● **STATED EXERCISE**
Print each of the following rows verbatim, without leaving any out or changing a character.

=======

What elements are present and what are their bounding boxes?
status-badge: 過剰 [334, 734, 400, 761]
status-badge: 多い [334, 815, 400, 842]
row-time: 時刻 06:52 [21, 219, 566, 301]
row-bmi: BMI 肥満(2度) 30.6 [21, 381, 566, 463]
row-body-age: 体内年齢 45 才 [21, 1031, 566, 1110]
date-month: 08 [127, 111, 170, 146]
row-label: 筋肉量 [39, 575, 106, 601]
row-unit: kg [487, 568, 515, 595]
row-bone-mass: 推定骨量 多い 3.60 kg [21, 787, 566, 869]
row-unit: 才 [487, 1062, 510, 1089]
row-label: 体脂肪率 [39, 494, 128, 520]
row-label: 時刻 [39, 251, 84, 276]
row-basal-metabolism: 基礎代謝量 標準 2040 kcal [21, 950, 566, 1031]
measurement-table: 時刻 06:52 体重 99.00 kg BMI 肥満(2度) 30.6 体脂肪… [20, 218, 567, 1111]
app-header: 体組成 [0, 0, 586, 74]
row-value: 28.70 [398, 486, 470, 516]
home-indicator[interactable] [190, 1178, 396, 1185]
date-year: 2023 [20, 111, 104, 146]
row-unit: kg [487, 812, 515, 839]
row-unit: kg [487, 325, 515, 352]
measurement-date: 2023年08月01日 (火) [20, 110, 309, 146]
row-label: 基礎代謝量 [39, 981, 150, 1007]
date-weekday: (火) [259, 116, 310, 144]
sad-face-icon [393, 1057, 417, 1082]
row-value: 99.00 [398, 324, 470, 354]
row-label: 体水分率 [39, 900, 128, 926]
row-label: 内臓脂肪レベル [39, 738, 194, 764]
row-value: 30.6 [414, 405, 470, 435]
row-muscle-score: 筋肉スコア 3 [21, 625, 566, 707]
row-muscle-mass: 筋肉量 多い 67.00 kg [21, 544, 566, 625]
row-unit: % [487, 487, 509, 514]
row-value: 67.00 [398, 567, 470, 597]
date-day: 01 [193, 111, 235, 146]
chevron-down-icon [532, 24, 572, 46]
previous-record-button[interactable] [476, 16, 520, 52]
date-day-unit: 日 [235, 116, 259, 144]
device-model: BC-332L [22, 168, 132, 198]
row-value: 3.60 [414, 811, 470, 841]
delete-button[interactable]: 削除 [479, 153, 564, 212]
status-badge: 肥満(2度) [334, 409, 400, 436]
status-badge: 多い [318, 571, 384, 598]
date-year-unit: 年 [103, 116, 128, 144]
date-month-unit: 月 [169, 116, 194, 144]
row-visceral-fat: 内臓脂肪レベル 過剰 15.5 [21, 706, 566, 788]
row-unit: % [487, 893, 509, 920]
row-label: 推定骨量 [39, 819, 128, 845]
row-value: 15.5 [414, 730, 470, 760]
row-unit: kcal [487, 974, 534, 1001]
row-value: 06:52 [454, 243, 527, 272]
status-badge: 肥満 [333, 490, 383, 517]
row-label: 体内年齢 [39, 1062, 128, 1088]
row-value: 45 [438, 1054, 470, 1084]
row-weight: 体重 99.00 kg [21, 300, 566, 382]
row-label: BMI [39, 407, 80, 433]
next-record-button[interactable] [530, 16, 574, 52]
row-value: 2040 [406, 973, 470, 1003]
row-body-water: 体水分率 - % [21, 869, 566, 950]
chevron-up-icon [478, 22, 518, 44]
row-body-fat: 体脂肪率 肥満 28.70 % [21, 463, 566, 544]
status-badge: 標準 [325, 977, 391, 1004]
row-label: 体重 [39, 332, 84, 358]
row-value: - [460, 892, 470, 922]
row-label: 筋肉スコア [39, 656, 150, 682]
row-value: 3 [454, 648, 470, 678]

=======

● **SOLUTION**
What elements are present and what are their bounding boxes?
status-badge: 過剰 [334, 734, 400, 761]
status-badge: 多い [334, 815, 400, 842]
row-time: 時刻 06:52 [21, 219, 566, 301]
row-bmi: BMI 肥満(2度) 30.6 [21, 381, 566, 463]
row-body-age: 体内年齢 45 才 [21, 1031, 566, 1110]
date-month: 08 [127, 111, 170, 146]
row-label: 筋肉量 [39, 575, 106, 601]
row-unit: kg [487, 568, 515, 595]
row-bone-mass: 推定骨量 多い 3.60 kg [21, 787, 566, 869]
row-unit: 才 [487, 1062, 510, 1089]
row-label: 体脂肪率 [39, 494, 128, 520]
row-label: 時刻 [39, 251, 84, 276]
row-basal-metabolism: 基礎代謝量 標準 2040 kcal [21, 950, 566, 1031]
measurement-table: 時刻 06:52 体重 99.00 kg BMI 肥満(2度) 30.6 体脂肪… [20, 218, 567, 1111]
app-header: 体組成 [0, 0, 586, 74]
row-value: 28.70 [398, 486, 470, 516]
home-indicator[interactable] [190, 1178, 396, 1185]
date-year: 2023 [20, 111, 104, 146]
row-unit: kg [487, 812, 515, 839]
row-unit: kg [487, 325, 515, 352]
measurement-date: 2023年08月01日 (火) [20, 110, 309, 146]
row-label: 基礎代謝量 [39, 981, 150, 1007]
date-weekday: (火) [259, 116, 310, 144]
sad-face-icon [393, 1057, 417, 1082]
row-value: 99.00 [398, 324, 470, 354]
row-label: 体水分率 [39, 900, 128, 926]
row-label: 内臓脂肪レベル [39, 738, 194, 764]
row-value: 30.6 [414, 405, 470, 435]
row-muscle-score: 筋肉スコア 3 [21, 625, 566, 707]
row-muscle-mass: 筋肉量 多い 67.00 kg [21, 544, 566, 625]
row-unit: % [487, 487, 509, 514]
row-value: 67.00 [398, 567, 470, 597]
date-day: 01 [193, 111, 235, 146]
chevron-down-icon [532, 24, 572, 46]
previous-record-button[interactable] [476, 16, 520, 52]
date-day-unit: 日 [235, 116, 259, 144]
device-model: BC-332L [22, 168, 132, 198]
row-value: 3.60 [414, 811, 470, 841]
delete-button[interactable]: 削除 [479, 153, 564, 212]
status-badge: 肥満(2度) [334, 409, 400, 436]
status-badge: 多い [318, 571, 384, 598]
date-year-unit: 年 [103, 116, 128, 144]
date-month-unit: 月 [169, 116, 194, 144]
row-visceral-fat: 内臓脂肪レベル 過剰 15.5 [21, 706, 566, 788]
row-unit: % [487, 893, 509, 920]
row-label: 推定骨量 [39, 819, 128, 845]
row-value: 15.5 [414, 730, 470, 760]
row-unit: kcal [487, 974, 534, 1001]
row-value: 06:52 [454, 243, 527, 272]
status-badge: 肥満 [333, 490, 383, 517]
row-label: 体内年齢 [39, 1062, 128, 1088]
row-value: 45 [438, 1054, 470, 1084]
row-weight: 体重 99.00 kg [21, 300, 566, 382]
row-label: BMI [39, 407, 80, 433]
next-record-button[interactable] [530, 16, 574, 52]
row-value: 2040 [406, 973, 470, 1003]
row-body-water: 体水分率 - % [21, 869, 566, 950]
chevron-up-icon [478, 22, 518, 44]
row-body-fat: 体脂肪率 肥満 28.70 % [21, 463, 566, 544]
status-badge: 標準 [325, 977, 391, 1004]
row-label: 体重 [39, 332, 84, 358]
row-value: - [460, 892, 470, 922]
row-label: 筋肉スコア [39, 656, 150, 682]
row-value: 3 [454, 648, 470, 678]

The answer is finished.